GIVEN REQUEST :: Skip the pictures and repeat each line of the data exactly.

MATERIALS PROVIDED ::
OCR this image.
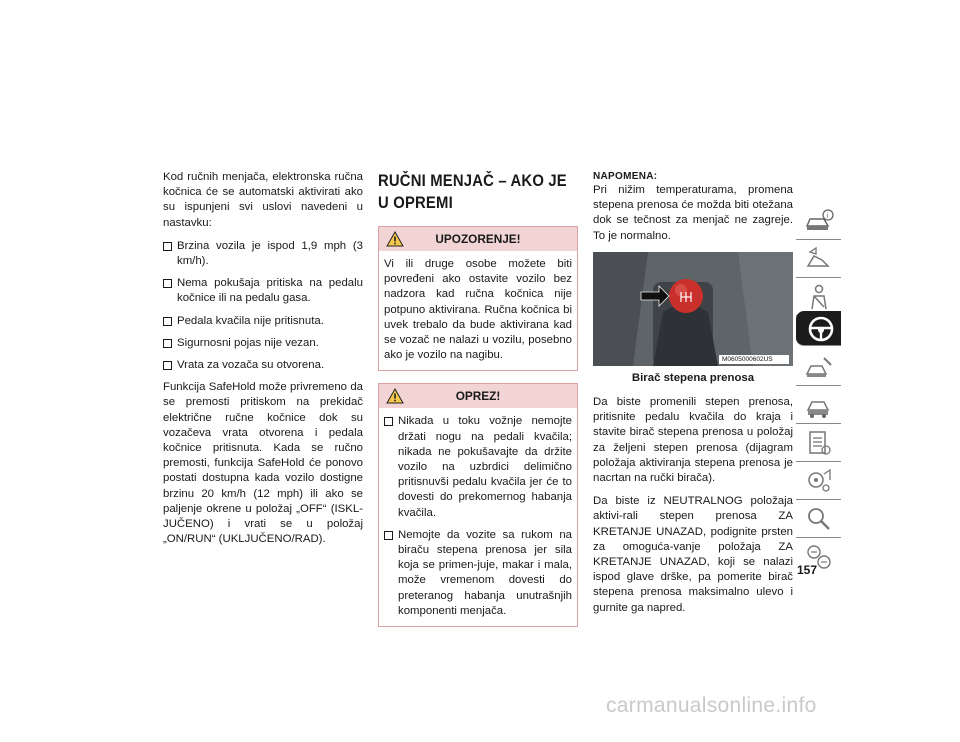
Kod ručnih menjača, elektronska ručna kočnica će se automatski aktivirati ako su ispunjeni svi uslovi navedeni u nastavku:

Brzina vozila je ispod 1,9 mph (3 km/h).
Nema pokušaja pritiska na pedalu kočnice ili na pedalu gasa.
Pedala kvačila nije pritisnuta.
Sigurnosni pojas nije vezan.
Vrata za vozača su otvorena.

Funkcija SafeHold može privremeno da se premosti pritiskom na prekidač električne ručne kočnice dok su vozačeva vrata otvorena i pedala kočnice pritisnuta. Kada se ručno premosti, funkcija SafeHold će ponovo postati dostupna kada vozilo dostigne brzinu 20 km/h (12 mph) ili ako se paljenje okrene u položaj „OFF“ (ISKL-JUČENO) i vrati se u položaj „ON/RUN“ (UKLJUČENO/RAD).

RUČNI MENJAČ – AKO JE U OPREMI
UPOZORENJE!

Vi ili druge osobe možete biti povređeni ako ostavite vozilo bez nadzora kad ručna kočnica nije potpuno aktivirana. Ručna kočnica bi uvek trebalo da bude aktivirana kad se vozač ne nalazi u vozilu, posebno ako je vozilo na nagibu.

OPREZ!
Nikada u toku vožnje nemojte držati nogu na pedali kvačila; nikada ne pokušavajte da držite vozilo na uzbrdici delimično pritisnuvši pedalu kvačila jer će to dovesti do prekomernog habanja kvačila.
Nemojte da vozite sa rukom na biraču stepena prenosa jer sila koja se primen-juje, makar i mala, može vremenom dovesti do preteranog habanja unutrašnjih komponenti menjača.

NAPOMENA:

Pri nižim temperaturama, promena stepena prenosa će možda biti otežana dok se tečnost za menjač ne zagreje. To je normalno.

M0605000602US

Birač stepena prenosa

Da biste promenili stepen prenosa, pritisnite pedalu kvačila do kraja i stavite birač stepena prenosa u položaj za željeni stepen prenosa (dijagram položaja aktiviranja stepena prenosa je nacrtan na ručki birača).

Da biste iz NEUTRALNOG položaja aktivi-rali stepen prenosa ZA KRETANJE UNAZAD, podignite prsten za omoguća-vanje položaja ZA KRETANJE UNAZAD, koji se nalazi ispod glave drške, pa pomerite birač stepena prenosa maksimalno ulevo i gurnite ga napred.

i
157
carmanualsonline.info
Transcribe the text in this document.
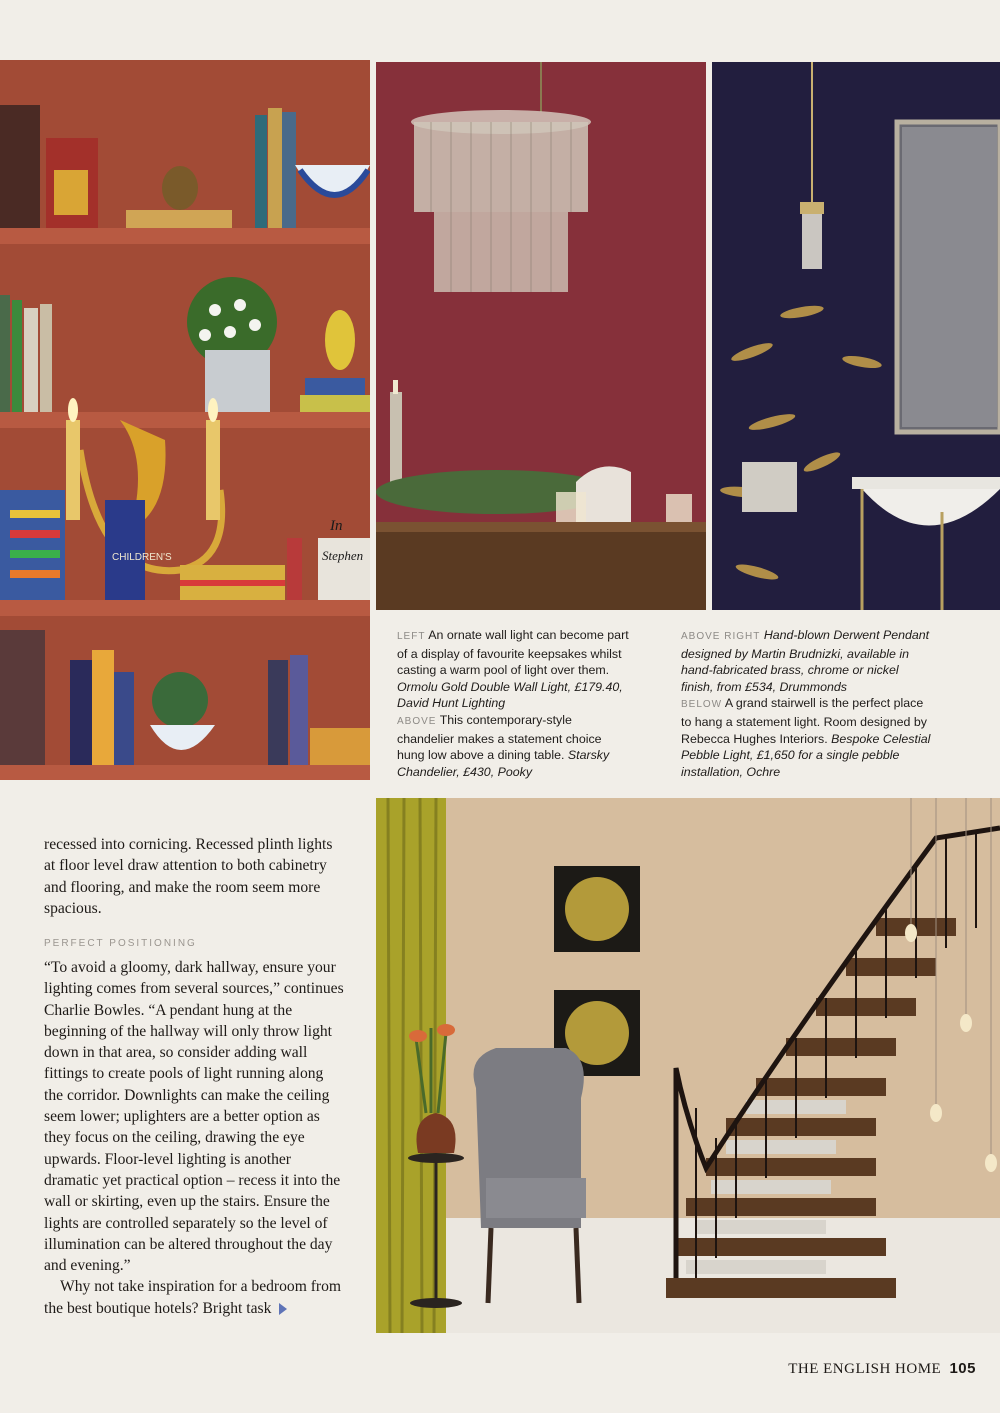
CHILDREN'S	Stephen
In
LEFT An ornate wall light can become part of a display of favourite keepsakes whilst casting a warm pool of light over them. Ormolu Gold Double Wall Light, £179.40, David Hunt Lighting
ABOVE This contemporary-style chandelier makes a statement choice hung low above a dining table. Starsky Chandelier, £430, Pooky
ABOVE RIGHT Hand-blown Derwent Pendant designed by Martin Brudnizki, available in hand-fabricated brass, chrome or nickel finish, from £534, Drummonds
BELOW A grand stairwell is the perfect place to hang a statement light. Room designed by Rebecca Hughes Interiors. Bespoke Celestial Pebble Light, £1,650 for a single pebble installation, Ochre

recessed into cornicing. Recessed plinth lights at floor level draw attention to both cabinetry and flooring, and make the room seem more spacious.

PERFECT POSITIONING

“To avoid a gloomy, dark hallway, ensure your lighting comes from several sources,” continues Charlie Bowles. “A pendant hung at the beginning of the hallway will only throw light down in that area, so consider adding wall fittings to create pools of light running along the corridor. Downlights can make the ceiling seem lower; uplighters are a better option as they focus on the ceiling, drawing the eye upwards. Floor-level lighting is another dramatic yet practical option – recess it into the wall or skirting, even up the stairs. Ensure the lights are controlled separately so the level of illumination can be altered throughout the day and evening.”

Why not take inspiration for a bedroom from the best boutique hotels? Bright task

THE ENGLISH HOME 105
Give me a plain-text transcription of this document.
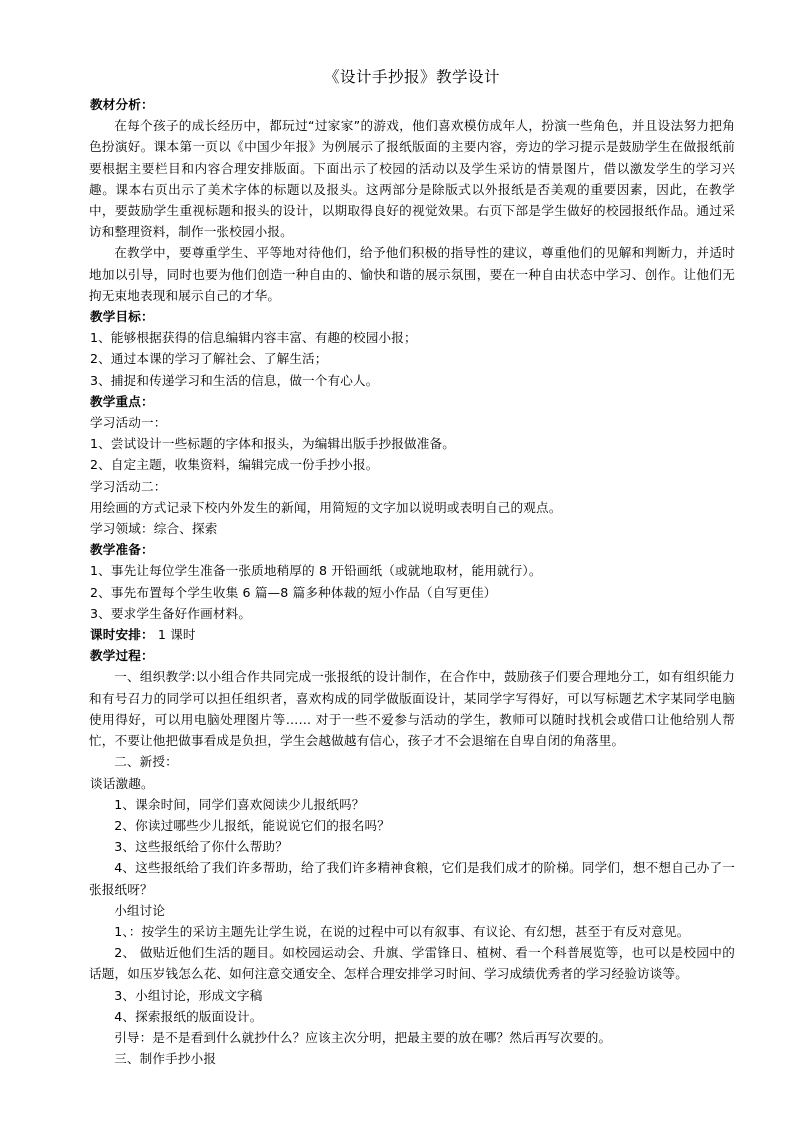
《设计手抄报》教学设计

教材分析：

在每个孩子的成长经历中，都玩过“过家家”的游戏，他们喜欢模仿成年人，扮演一些角色，并且设法努力把角色扮演好。课本第一页以《中国少年报》为例展示了报纸版面的主要内容，旁边的学习提示是鼓励学生在做报纸前要根据主要栏目和内容合理安排版面。下面出示了校园的活动以及学生采访的情景图片，借以激发学生的学习兴趣。课本右页出示了美术字体的标题以及报头。这两部分是除版式以外报纸是否美观的重要因素，因此，在教学中，要鼓励学生重视标题和报头的设计，以期取得良好的视觉效果。右页下部是学生做好的校园报纸作品。通过采访和整理资料，制作一张校园小报。

在教学中，要尊重学生、平等地对待他们，给予他们积极的指导性的建议，尊重他们的见解和判断力，并适时地加以引导，同时也要为他们创造一种自由的、愉快和谐的展示氛围，要在一种自由状态中学习、创作。让他们无拘无束地表现和展示自己的才华。

教学目标：

1、能够根据获得的信息编辑内容丰富、有趣的校园小报；

2、通过本课的学习了解社会、了解生活；

3、捕捉和传递学习和生活的信息，做一个有心人。

教学重点：

学习活动一：

1、尝试设计一些标题的字体和报头，为编辑出版手抄报做准备。

2、自定主题，收集资料，编辑完成一份手抄小报。

学习活动二：

用绘画的方式记录下校内外发生的新闻，用简短的文字加以说明或表明自己的观点。

学习领域：综合、探索

教学准备：

1、事先让每位学生准备一张质地稍厚的 8 开铅画纸（或就地取材，能用就行）。

2、事先布置每个学生收集 6 篇—8 篇多种体裁的短小作品（自写更佳）

3、要求学生备好作画材料。

课时安排： 1 课时

教学过程：

一、组织教学:以小组合作共同完成一张报纸的设计制作，在合作中，鼓励孩子们要合理地分工，如有组织能力和有号召力的同学可以担任组织者，喜欢构成的同学做版面设计，某同学字写得好，可以写标题艺术字某同学电脑使用得好，可以用电脑处理图片等…… 对于一些不爱参与活动的学生，教师可以随时找机会或借口让他给别人帮忙，不要让他把做事看成是负担，学生会越做越有信心，孩子才不会退缩在自卑自闭的角落里。

二、新授：

谈话激趣。

1、课余时间，同学们喜欢阅读少儿报纸吗？

2、你读过哪些少儿报纸，能说说它们的报名吗？

3、这些报纸给了你什么帮助？

4、这些报纸给了我们许多帮助，给了我们许多精神食粮，它们是我们成才的阶梯。同学们，想不想自己办了一张报纸呀？

小组讨论

1、：按学生的采访主题先让学生说，在说的过程中可以有叙事、有议论、有幻想，甚至于有反对意见。

2、 做贴近他们生活的题目。如校园运动会、升旗、学雷锋日、植树、看一个科普展览等，也可以是校园中的话题，如压岁钱怎么花、如何注意交通安全、怎样合理安排学习时间、学习成绩优秀者的学习经验访谈等。

3、小组讨论，形成文字稿

4、探索报纸的版面设计。

引导：是不是看到什么就抄什么？应该主次分明，把最主要的放在哪？然后再写次要的。

三、制作手抄小报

RIGHT ANSWER ::
OCR this image.
Kod ručnih menjača, elektronska ručna kočnica će se automatski aktivirati ako su ispunjeni svi uslovi navedeni u nastavku:

Brzina vozila je ispod 1,9 mph (3 km/h).
Nema pokušaja pritiska na pedalu kočnice ili na pedalu gasa.
Pedala kvačila nije pritisnuta.
Sigurnosni pojas nije vezan.
Vrata za vozača su otvorena.

Funkcija SafeHold može privremeno da se premosti pritiskom na prekidač električne ručne kočnice dok su vozačeva vrata otvorena i pedala kočnice pritisnuta. Kada se ručno premosti, funkcija SafeHold će ponovo postati dostupna kada vozilo dostigne brzinu 20 km/h (12 mph) ili ako se paljenje okrene u položaj „OFF“ (ISKL-JUČENO) i vrati se u položaj „ON/RUN“ (UKLJUČENO/RAD).

RUČNI MENJAČ – AKO JE U OPREMI
UPOZORENJE!

Vi ili druge osobe možete biti povređeni ako ostavite vozilo bez nadzora kad ručna kočnica nije potpuno aktivirana. Ručna kočnica bi uvek trebalo da bude aktivirana kad se vozač ne nalazi u vozilu, posebno ako je vozilo na nagibu.

OPREZ!
Nikada u toku vožnje nemojte držati nogu na pedali kvačila; nikada ne pokušavajte da držite vozilo na uzbrdici delimično pritisnuvši pedalu kvačila jer će to dovesti do prekomernog habanja kvačila.
Nemojte da vozite sa rukom na biraču stepena prenosa jer sila koja se primen-juje, makar i mala, može vremenom dovesti do preteranog habanja unutrašnjih komponenti menjača.

NAPOMENA:

Pri nižim temperaturama, promena stepena prenosa će možda biti otežana dok se tečnost za menjač ne zagreje. To je normalno.

M0605000602US

Birač stepena prenosa

Da biste promenili stepen prenosa, pritisnite pedalu kvačila do kraja i stavite birač stepena prenosa u položaj za željeni stepen prenosa (dijagram položaja aktiviranja stepena prenosa je nacrtan na ručki birača).

Da biste iz NEUTRALNOG položaja aktivi-rali stepen prenosa ZA KRETANJE UNAZAD, podignite prsten za omoguća-vanje položaja ZA KRETANJE UNAZAD, koji se nalazi ispod glave drške, pa pomerite birač stepena prenosa maksimalno ulevo i gurnite ga napred.

i
157
carmanualsonline.info
Transcribe the text in this document.
CHILDREN'S	Stephen
In
LEFT An ornate wall light can become part of a display of favourite keepsakes whilst casting a warm pool of light over them. Ormolu Gold Double Wall Light, £179.40, David Hunt Lighting
ABOVE This contemporary-style chandelier makes a statement choice hung low above a dining table. Starsky Chandelier, £430, Pooky
ABOVE RIGHT Hand-blown Derwent Pendant designed by Martin Brudnizki, available in hand-fabricated brass, chrome or nickel finish, from £534, Drummonds
BELOW A grand stairwell is the perfect place to hang a statement light. Room designed by Rebecca Hughes Interiors. Bespoke Celestial Pebble Light, £1,650 for a single pebble installation, Ochre

recessed into cornicing. Recessed plinth lights at floor level draw attention to both cabinetry and flooring, and make the room seem more spacious.

PERFECT POSITIONING

“To avoid a gloomy, dark hallway, ensure your lighting comes from several sources,” continues Charlie Bowles. “A pendant hung at the beginning of the hallway will only throw light down in that area, so consider adding wall fittings to create pools of light running along the corridor. Downlights can make the ceiling seem lower; uplighters are a better option as they focus on the ceiling, drawing the eye upwards. Floor-level lighting is another dramatic yet practical option – recess it into the wall or skirting, even up the stairs. Ensure the lights are controlled separately so the level of illumination can be altered throughout the day and evening.”

Why not take inspiration for a bedroom from the best boutique hotels? Bright task

THE ENGLISH HOME 105
Give me a plain-text transcription of this document.
《设计手抄报》教学设计

教材分析：

在每个孩子的成长经历中，都玩过“过家家”的游戏，他们喜欢模仿成年人，扮演一些角色，并且设法努力把角色扮演好。课本第一页以《中国少年报》为例展示了报纸版面的主要内容，旁边的学习提示是鼓励学生在做报纸前要根据主要栏目和内容合理安排版面。下面出示了校园的活动以及学生采访的情景图片，借以激发学生的学习兴趣。课本右页出示了美术字体的标题以及报头。这两部分是除版式以外报纸是否美观的重要因素，因此，在教学中，要鼓励学生重视标题和报头的设计，以期取得良好的视觉效果。右页下部是学生做好的校园报纸作品。通过采访和整理资料，制作一张校园小报。

在教学中，要尊重学生、平等地对待他们，给予他们积极的指导性的建议，尊重他们的见解和判断力，并适时地加以引导，同时也要为他们创造一种自由的、愉快和谐的展示氛围，要在一种自由状态中学习、创作。让他们无拘无束地表现和展示自己的才华。

教学目标：

1、能够根据获得的信息编辑内容丰富、有趣的校园小报；

2、通过本课的学习了解社会、了解生活；

3、捕捉和传递学习和生活的信息，做一个有心人。

教学重点：

学习活动一：

1、尝试设计一些标题的字体和报头，为编辑出版手抄报做准备。

2、自定主题，收集资料，编辑完成一份手抄小报。

学习活动二：

用绘画的方式记录下校内外发生的新闻，用简短的文字加以说明或表明自己的观点。

学习领域：综合、探索

教学准备：

1、事先让每位学生准备一张质地稍厚的 8 开铅画纸（或就地取材，能用就行）。

2、事先布置每个学生收集 6 篇—8 篇多种体裁的短小作品（自写更佳）

3、要求学生备好作画材料。

课时安排： 1 课时

教学过程：

一、组织教学:以小组合作共同完成一张报纸的设计制作，在合作中，鼓励孩子们要合理地分工，如有组织能力和有号召力的同学可以担任组织者，喜欢构成的同学做版面设计，某同学字写得好，可以写标题艺术字某同学电脑使用得好，可以用电脑处理图片等…… 对于一些不爱参与活动的学生，教师可以随时找机会或借口让他给别人帮忙，不要让他把做事看成是负担，学生会越做越有信心，孩子才不会退缩在自卑自闭的角落里。

二、新授：

谈话激趣。

1、课余时间，同学们喜欢阅读少儿报纸吗？

2、你读过哪些少儿报纸，能说说它们的报名吗？

3、这些报纸给了你什么帮助？

4、这些报纸给了我们许多帮助，给了我们许多精神食粮，它们是我们成才的阶梯。同学们，想不想自己办了一张报纸呀？

小组讨论

1、：按学生的采访主题先让学生说，在说的过程中可以有叙事、有议论、有幻想，甚至于有反对意见。

2、 做贴近他们生活的题目。如校园运动会、升旗、学雷锋日、植树、看一个科普展览等，也可以是校园中的话题，如压岁钱怎么花、如何注意交通安全、怎样合理安排学习时间、学习成绩优秀者的学习经验访谈等。

3、小组讨论，形成文字稿

4、探索报纸的版面设计。

引导：是不是看到什么就抄什么？应该主次分明，把最主要的放在哪？然后再写次要的。

三、制作手抄小报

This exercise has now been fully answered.